● Collected data entries:
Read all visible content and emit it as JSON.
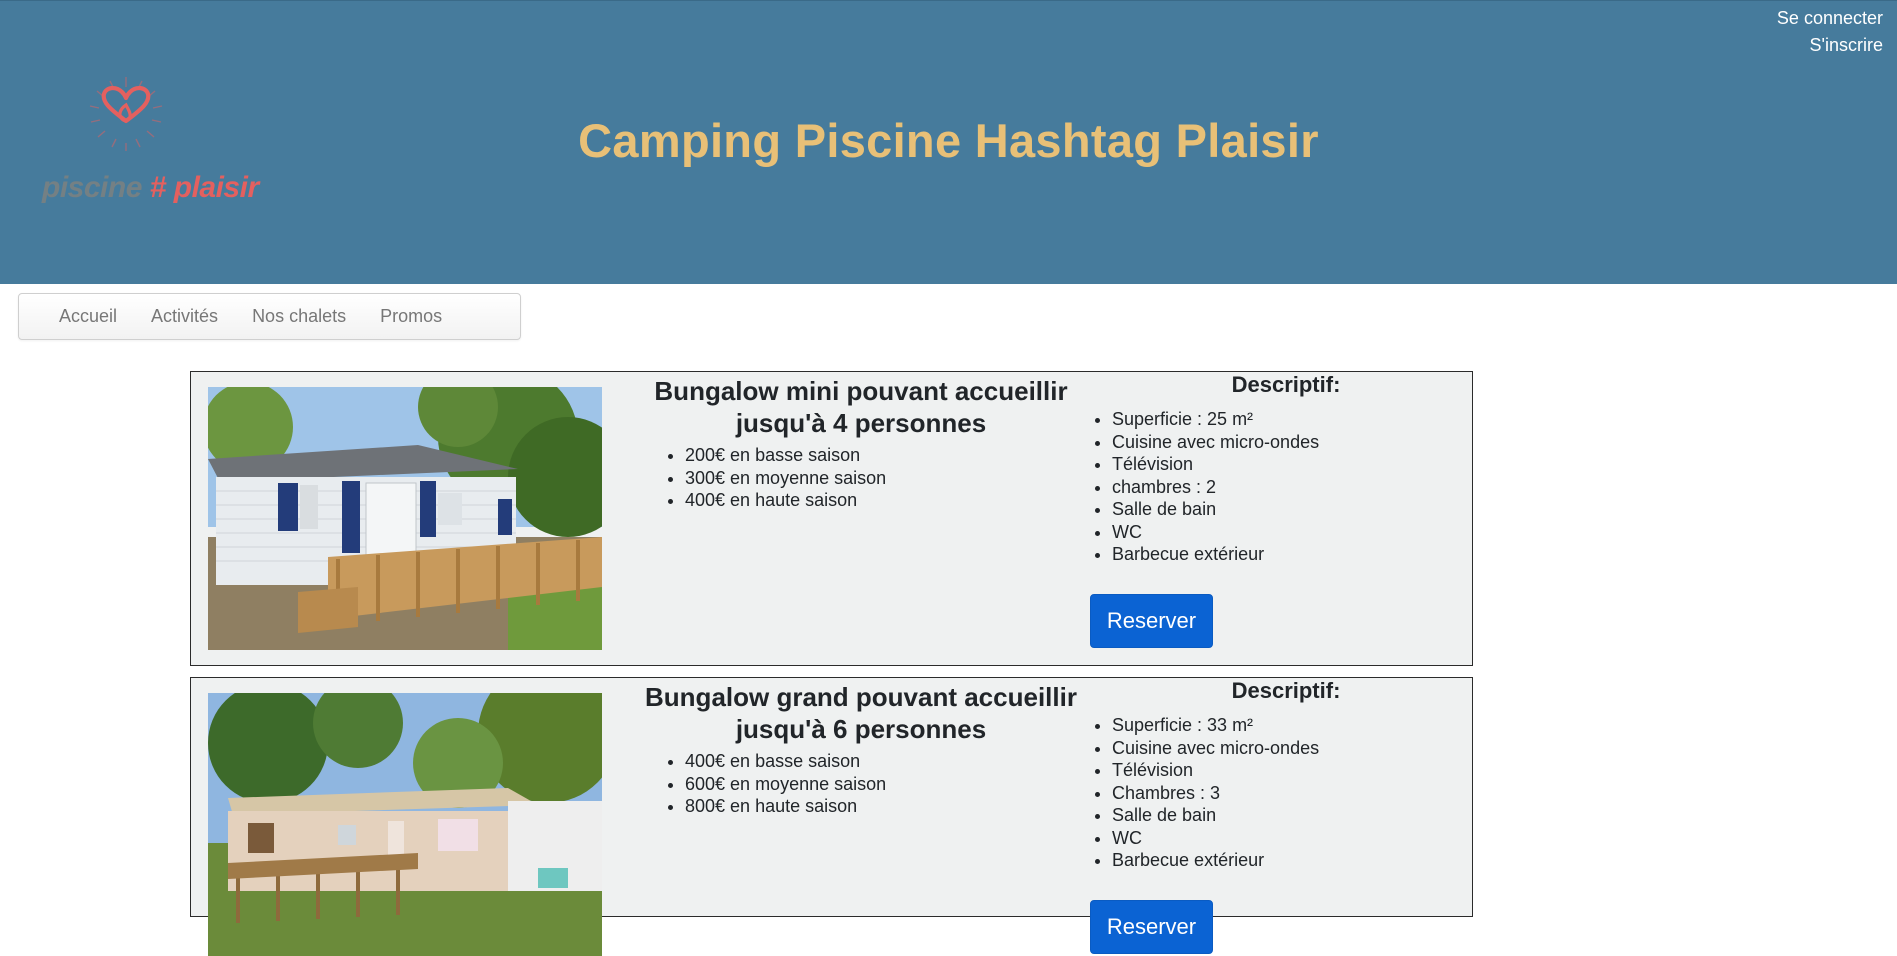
{
  "header": {
    "login_label": "Se connecter",
    "register_label": "S'inscrire",
    "site_title": "Camping Piscine Hashtag Plaisir",
    "logo": {
      "word1": "piscine",
      "hash": "#",
      "word2": "plaisir",
      "icon": "heart-sun-icon"
    }
  },
  "nav": {
    "items": [
      {
        "label": "Accueil"
      },
      {
        "label": "Activités"
      },
      {
        "label": "Nos chalets"
      },
      {
        "label": "Promos"
      }
    ]
  },
  "chalets": [
    {
      "title": "Bungalow mini pouvant accueillir jusqu'à 4 personnes",
      "prices": [
        "200€ en basse saison",
        "300€ en moyenne saison",
        "400€ en haute saison"
      ],
      "desc_title": "Descriptif:",
      "features": [
        "Superficie : 25 m²",
        "Cuisine avec micro-ondes",
        "Télévision",
        "chambres : 2",
        "Salle de bain",
        "WC",
        "Barbecue extérieur"
      ],
      "button_label": "Reserver"
    },
    {
      "title": "Bungalow grand pouvant accueillir jusqu'à 6 personnes",
      "prices": [
        "400€ en basse saison",
        "600€ en moyenne saison",
        "800€ en haute saison"
      ],
      "desc_title": "Descriptif:",
      "features": [
        "Superficie : 33 m²",
        "Cuisine avec micro-ondes",
        "Télévision",
        "Chambres : 3",
        "Salle de bain",
        "WC",
        "Barbecue extérieur"
      ],
      "button_label": "Reserver"
    }
  ],
  "colors": {
    "header_bg": "#467b9c",
    "title_gold": "#e8c077",
    "card_bg": "#eff1f1",
    "button_blue": "#0b63d3",
    "logo_red": "#e4605f"
  }
}
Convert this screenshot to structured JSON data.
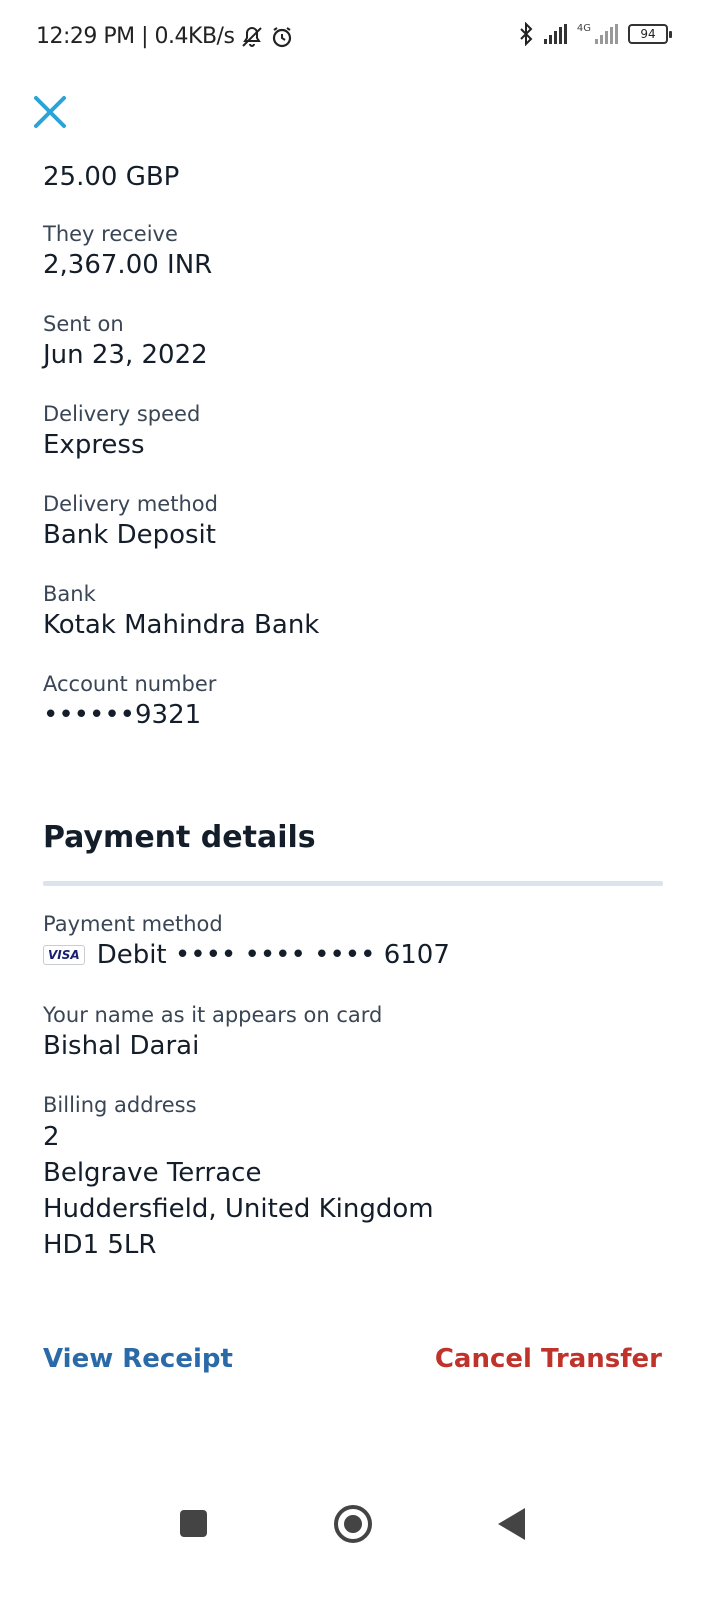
{
  "status_bar": {
    "time_speed": "12:29 PM | 0.4KB/s",
    "network_label": "4G",
    "battery": "94"
  },
  "transfer": {
    "sent_amount": "25.00 GBP",
    "they_receive_label": "They receive",
    "they_receive_value": "2,367.00 INR",
    "sent_on_label": "Sent on",
    "sent_on_value": "Jun 23, 2022",
    "delivery_speed_label": "Delivery speed",
    "delivery_speed_value": "Express",
    "delivery_method_label": "Delivery method",
    "delivery_method_value": "Bank Deposit",
    "bank_label": "Bank",
    "bank_value": "Kotak Mahindra Bank",
    "account_number_label": "Account number",
    "account_number_value": "••••••9321"
  },
  "payment": {
    "section_title": "Payment details",
    "payment_method_label": "Payment method",
    "card_brand": "VISA",
    "card_value": "Debit •••• •••• •••• 6107",
    "name_label": "Your name as it appears on card",
    "name_value": "Bishal Darai",
    "billing_label": "Billing address",
    "billing_lines": [
      "2",
      "Belgrave Terrace",
      "Huddersfield, United Kingdom",
      "HD1 5LR"
    ]
  },
  "actions": {
    "view_receipt": "View Receipt",
    "cancel_transfer": "Cancel Transfer"
  },
  "icons": {
    "close": "close-icon",
    "mute": "mute-icon",
    "alarm": "alarm-icon",
    "bluetooth": "bluetooth-icon"
  },
  "colors": {
    "close_icon": "#2aa3d8",
    "link_blue": "#2a6aa8",
    "cancel_red": "#c0332b",
    "divider": "#dde3ea"
  }
}
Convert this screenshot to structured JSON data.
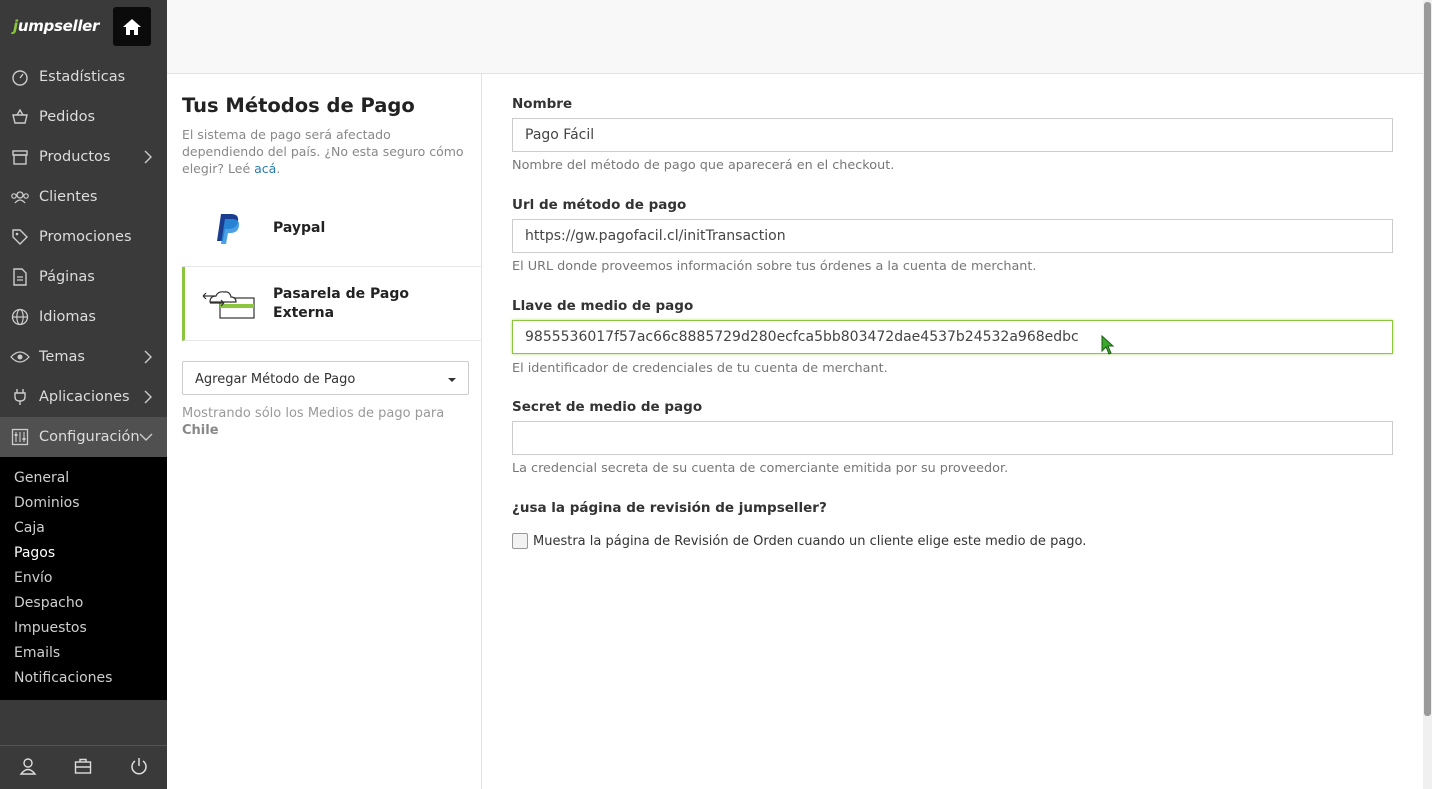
{
  "brand": {
    "logo_text": "jumpseller"
  },
  "sidebar": {
    "items": [
      {
        "label": "Estadísticas",
        "icon": "dashboard-icon"
      },
      {
        "label": "Pedidos",
        "icon": "basket-icon"
      },
      {
        "label": "Productos",
        "icon": "box-icon"
      },
      {
        "label": "Clientes",
        "icon": "users-icon"
      },
      {
        "label": "Promociones",
        "icon": "tags-icon"
      },
      {
        "label": "Páginas",
        "icon": "page-icon"
      },
      {
        "label": "Idiomas",
        "icon": "globe-icon"
      },
      {
        "label": "Temas",
        "icon": "eye-icon"
      },
      {
        "label": "Aplicaciones",
        "icon": "plug-icon"
      },
      {
        "label": "Configuración",
        "icon": "settings-icon"
      }
    ],
    "sub_items": [
      "General",
      "Dominios",
      "Caja",
      "Pagos",
      "Envío",
      "Despacho",
      "Impuestos",
      "Emails",
      "Notificaciones"
    ],
    "active_sub": "Pagos"
  },
  "left_panel": {
    "title": "Tus Métodos de Pago",
    "desc_text": "El sistema de pago será afectado dependiendo del país. ¿No esta seguro cómo elegir? Leé ",
    "desc_link": "acá",
    "desc_end": ".",
    "methods": [
      {
        "label": "Paypal",
        "icon": "paypal-icon"
      },
      {
        "label": "Pasarela de Pago Externa",
        "icon": "external-gateway-icon"
      }
    ],
    "add_select_label": "Agregar Método de Pago",
    "note_text": "Mostrando sólo los Medios de pago para",
    "note_country": "Chile"
  },
  "form": {
    "name_label": "Nombre",
    "name_value": "Pago Fácil",
    "name_help": "Nombre del método de pago que aparecerá en el checkout.",
    "url_label": "Url de método de pago",
    "url_value": "https://gw.pagofacil.cl/initTransaction",
    "url_help": "El URL donde proveemos información sobre tus órdenes a la cuenta de merchant.",
    "key_label": "Llave de medio de pago",
    "key_value": "9855536017f57ac66c8885729d280ecfca5bb803472dae4537b24532a968edbc",
    "key_help": "El identificador de credenciales de tu cuenta de merchant.",
    "secret_label": "Secret de medio de pago",
    "secret_value": "",
    "secret_help": "La credencial secreta de su cuenta de comerciante emitida por su proveedor.",
    "review_label": "¿usa la página de revisión de jumpseller?",
    "review_checkbox_text": "Muestra la página de Revisión de Orden cuando un cliente elige este medio de pago."
  },
  "colors": {
    "accent": "#8cc63f",
    "sidebar_bg": "#3a3a3a",
    "submenu_bg": "#000000"
  }
}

● Aim of the exercise:
Pull out and copy each line containing the string "accueillir".

● Exercise solution:
      "title": "Bungalow mini pouvant accueillir jusqu'à 4 personnes",
      "title": "Bungalow grand pouvant accueillir jusqu'à 6 personnes",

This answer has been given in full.